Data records
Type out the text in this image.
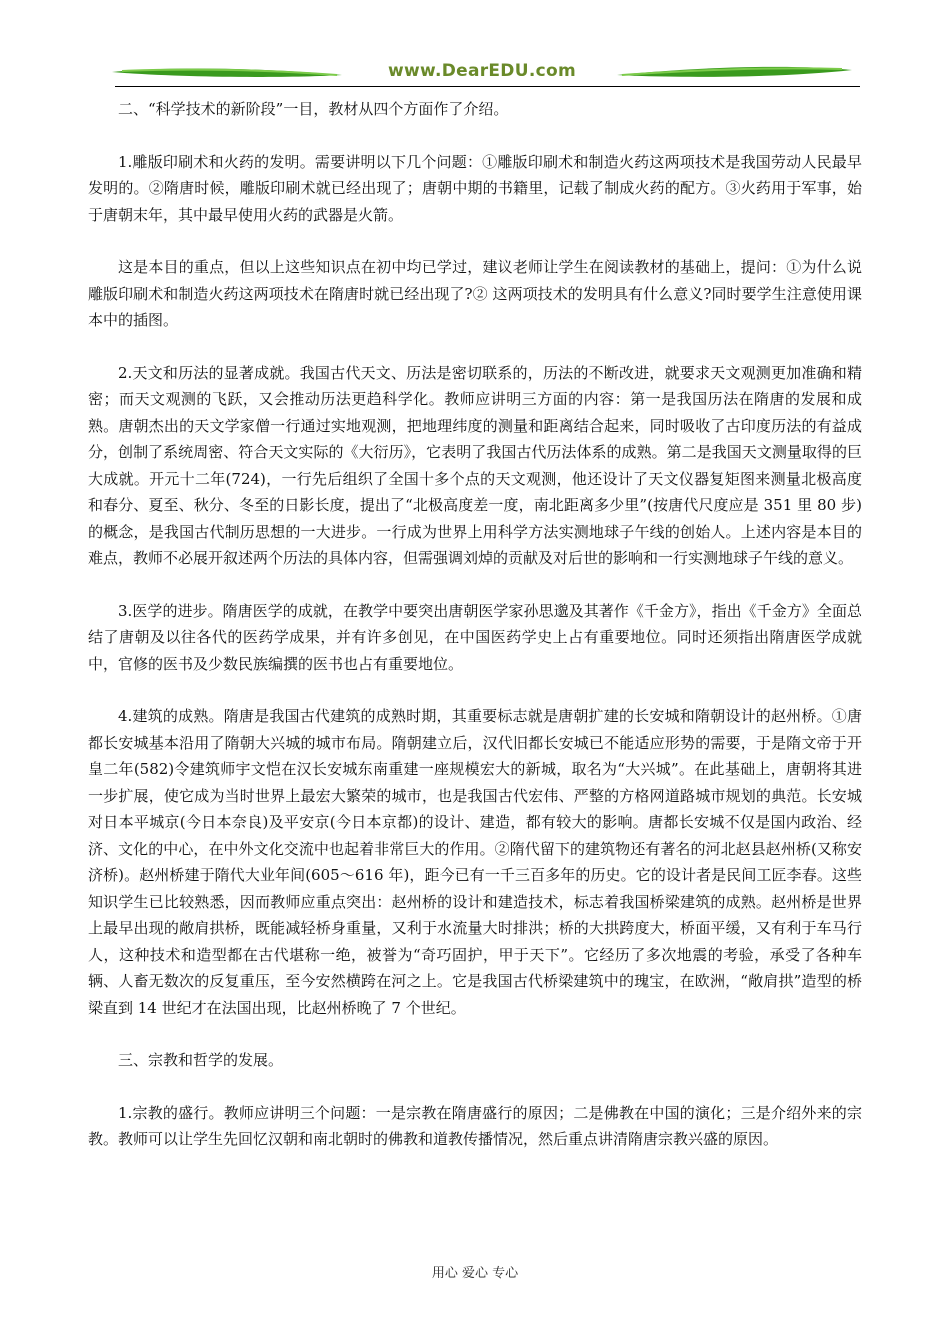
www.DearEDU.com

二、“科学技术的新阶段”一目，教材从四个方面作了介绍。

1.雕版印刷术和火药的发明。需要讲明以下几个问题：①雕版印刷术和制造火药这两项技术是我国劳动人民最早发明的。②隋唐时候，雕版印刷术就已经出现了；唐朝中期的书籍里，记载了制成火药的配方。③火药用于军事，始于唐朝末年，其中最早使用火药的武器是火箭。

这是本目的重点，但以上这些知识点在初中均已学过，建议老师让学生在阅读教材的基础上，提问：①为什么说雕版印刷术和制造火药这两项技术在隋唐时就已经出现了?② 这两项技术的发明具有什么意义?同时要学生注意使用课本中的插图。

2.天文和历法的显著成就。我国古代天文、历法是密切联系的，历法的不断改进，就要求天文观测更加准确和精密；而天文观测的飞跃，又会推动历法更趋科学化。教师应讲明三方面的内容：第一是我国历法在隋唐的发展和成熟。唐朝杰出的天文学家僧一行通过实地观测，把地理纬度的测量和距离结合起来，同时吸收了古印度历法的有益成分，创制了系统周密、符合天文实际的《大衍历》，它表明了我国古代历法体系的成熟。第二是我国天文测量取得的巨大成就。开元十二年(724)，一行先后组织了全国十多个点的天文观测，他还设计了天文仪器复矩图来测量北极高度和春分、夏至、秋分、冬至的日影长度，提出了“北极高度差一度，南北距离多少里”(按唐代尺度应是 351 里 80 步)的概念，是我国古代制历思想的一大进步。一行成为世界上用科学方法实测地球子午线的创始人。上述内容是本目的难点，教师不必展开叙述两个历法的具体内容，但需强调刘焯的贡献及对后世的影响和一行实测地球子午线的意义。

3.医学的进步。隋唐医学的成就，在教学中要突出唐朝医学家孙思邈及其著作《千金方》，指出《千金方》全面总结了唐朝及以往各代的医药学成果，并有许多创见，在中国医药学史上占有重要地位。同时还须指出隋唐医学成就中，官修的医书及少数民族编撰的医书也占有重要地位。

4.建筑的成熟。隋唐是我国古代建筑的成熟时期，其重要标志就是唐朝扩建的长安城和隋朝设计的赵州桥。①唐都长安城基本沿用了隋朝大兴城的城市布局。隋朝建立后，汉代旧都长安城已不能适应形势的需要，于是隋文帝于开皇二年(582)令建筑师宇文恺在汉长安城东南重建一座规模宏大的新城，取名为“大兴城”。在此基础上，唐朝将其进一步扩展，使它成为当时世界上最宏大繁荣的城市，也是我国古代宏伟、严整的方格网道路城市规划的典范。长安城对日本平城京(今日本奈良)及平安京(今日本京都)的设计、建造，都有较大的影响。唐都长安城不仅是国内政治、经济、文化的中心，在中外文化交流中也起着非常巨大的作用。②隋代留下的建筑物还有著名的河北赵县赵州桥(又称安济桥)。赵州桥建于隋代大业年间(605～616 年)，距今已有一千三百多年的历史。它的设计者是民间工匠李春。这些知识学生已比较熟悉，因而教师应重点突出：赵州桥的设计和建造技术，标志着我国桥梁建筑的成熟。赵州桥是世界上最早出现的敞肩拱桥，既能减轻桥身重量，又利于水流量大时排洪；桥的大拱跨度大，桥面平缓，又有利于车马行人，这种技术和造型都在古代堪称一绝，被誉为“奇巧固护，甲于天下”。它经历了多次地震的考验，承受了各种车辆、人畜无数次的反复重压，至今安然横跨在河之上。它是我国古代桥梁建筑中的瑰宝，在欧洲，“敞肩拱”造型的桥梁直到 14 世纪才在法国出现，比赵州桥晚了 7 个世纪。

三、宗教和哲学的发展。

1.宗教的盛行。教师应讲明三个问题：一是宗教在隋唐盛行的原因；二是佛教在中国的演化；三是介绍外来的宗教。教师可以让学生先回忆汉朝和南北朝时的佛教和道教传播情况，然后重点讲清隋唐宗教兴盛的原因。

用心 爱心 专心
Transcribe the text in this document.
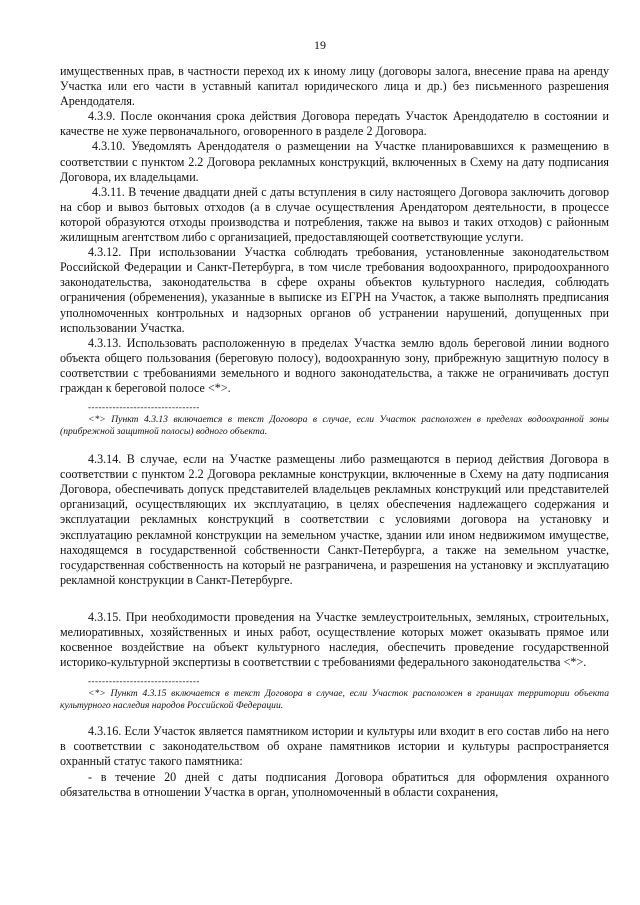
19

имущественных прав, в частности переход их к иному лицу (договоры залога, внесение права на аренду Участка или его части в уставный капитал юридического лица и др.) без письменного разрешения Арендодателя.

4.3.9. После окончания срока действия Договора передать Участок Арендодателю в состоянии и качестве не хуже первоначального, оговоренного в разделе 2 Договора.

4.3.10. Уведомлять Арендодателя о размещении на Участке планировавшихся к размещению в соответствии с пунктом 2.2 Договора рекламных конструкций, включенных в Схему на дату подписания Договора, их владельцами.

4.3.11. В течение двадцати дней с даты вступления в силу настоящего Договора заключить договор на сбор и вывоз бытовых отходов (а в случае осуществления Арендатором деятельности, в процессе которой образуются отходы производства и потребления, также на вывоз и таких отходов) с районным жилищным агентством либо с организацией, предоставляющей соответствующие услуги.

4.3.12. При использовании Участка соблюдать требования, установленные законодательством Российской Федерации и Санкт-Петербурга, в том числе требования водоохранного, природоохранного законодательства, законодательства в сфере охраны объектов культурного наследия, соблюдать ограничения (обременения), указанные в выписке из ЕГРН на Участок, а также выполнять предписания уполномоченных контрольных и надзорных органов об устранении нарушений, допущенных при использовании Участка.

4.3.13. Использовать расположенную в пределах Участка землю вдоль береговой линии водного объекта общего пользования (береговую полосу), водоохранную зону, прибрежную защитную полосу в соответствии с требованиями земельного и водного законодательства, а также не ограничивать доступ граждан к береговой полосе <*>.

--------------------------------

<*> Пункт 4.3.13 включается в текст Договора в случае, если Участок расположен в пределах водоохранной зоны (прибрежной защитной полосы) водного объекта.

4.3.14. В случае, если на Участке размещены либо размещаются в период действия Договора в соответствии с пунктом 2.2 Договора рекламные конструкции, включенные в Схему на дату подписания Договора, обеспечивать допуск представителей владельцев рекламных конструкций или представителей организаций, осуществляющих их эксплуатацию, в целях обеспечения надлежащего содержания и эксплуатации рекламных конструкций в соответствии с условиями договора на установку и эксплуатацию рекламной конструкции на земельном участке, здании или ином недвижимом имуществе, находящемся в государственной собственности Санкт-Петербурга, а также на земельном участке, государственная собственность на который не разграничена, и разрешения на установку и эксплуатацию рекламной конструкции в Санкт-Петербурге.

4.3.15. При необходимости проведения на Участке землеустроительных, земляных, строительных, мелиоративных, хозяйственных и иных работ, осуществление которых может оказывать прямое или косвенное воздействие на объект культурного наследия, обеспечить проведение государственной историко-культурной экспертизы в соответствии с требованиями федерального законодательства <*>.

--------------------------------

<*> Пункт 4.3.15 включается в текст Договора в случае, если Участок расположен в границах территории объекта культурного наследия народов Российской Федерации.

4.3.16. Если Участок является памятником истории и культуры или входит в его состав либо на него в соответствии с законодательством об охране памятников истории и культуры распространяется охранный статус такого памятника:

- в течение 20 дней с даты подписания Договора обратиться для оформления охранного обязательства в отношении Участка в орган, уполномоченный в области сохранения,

...

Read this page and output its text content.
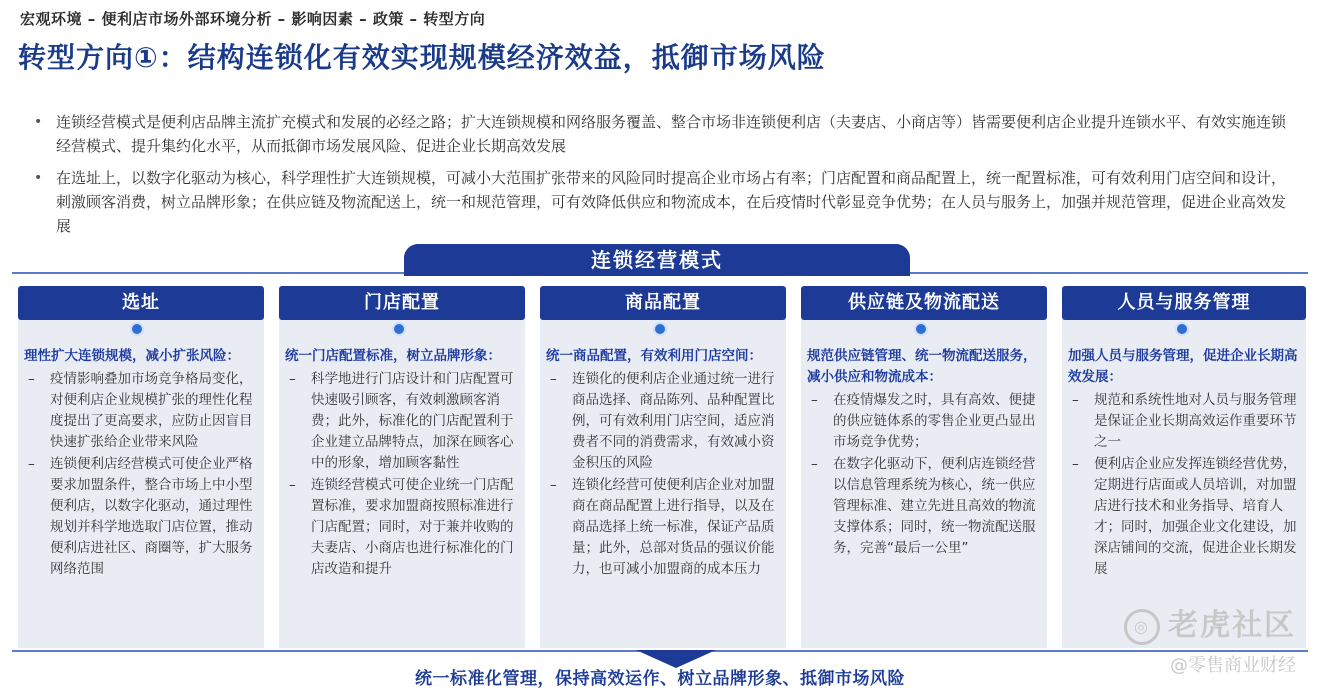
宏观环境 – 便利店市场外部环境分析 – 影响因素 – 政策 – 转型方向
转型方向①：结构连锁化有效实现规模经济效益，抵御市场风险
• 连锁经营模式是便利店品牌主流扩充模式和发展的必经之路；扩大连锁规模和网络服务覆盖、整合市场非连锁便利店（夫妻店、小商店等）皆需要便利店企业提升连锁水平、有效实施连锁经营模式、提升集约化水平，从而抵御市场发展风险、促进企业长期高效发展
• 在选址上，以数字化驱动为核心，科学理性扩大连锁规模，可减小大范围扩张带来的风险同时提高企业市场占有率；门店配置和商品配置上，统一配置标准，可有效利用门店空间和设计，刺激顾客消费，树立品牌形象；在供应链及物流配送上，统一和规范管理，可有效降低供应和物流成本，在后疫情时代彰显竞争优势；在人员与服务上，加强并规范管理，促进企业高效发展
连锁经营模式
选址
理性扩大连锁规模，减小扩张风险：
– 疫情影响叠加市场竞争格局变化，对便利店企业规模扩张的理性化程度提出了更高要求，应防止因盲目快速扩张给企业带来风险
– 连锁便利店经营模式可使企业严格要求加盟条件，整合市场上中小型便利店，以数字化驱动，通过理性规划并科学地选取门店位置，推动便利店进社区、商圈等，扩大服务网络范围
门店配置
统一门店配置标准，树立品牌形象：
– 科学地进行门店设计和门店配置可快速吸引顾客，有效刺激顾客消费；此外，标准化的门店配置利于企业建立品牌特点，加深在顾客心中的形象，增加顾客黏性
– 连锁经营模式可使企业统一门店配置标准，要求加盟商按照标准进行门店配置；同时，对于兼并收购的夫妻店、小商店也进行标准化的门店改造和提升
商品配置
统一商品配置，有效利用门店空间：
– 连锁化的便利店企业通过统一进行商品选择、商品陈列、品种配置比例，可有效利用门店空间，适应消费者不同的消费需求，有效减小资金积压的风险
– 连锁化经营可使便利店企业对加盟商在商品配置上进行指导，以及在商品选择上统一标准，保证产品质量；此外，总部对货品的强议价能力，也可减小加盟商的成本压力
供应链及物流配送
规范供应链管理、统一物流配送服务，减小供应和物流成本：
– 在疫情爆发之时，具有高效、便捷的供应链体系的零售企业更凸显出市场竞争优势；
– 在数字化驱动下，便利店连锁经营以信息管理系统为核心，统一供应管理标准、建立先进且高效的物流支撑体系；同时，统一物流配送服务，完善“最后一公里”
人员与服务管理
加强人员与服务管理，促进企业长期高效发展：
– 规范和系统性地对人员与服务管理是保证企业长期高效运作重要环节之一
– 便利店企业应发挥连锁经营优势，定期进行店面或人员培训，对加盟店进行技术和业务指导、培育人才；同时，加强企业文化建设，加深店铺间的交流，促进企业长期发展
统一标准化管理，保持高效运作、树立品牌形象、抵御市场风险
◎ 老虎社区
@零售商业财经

* Task statement
From the material above, gather all lines that include the string "促进企业长期高效发展" and copy them.

* Solved exercise
• 连锁经营模式是便利店品牌主流扩充模式和发展的必经之路；扩大连锁规模和网络服务覆盖、整合市场非连锁便利店（夫妻店、小商店等）皆需要便利店企业提升连锁水平、有效实施连锁经营模式、提升集约化水平，从而抵御市场发展风险、促进企业长期高效发展
加强人员与服务管理，促进企业长期高效发展：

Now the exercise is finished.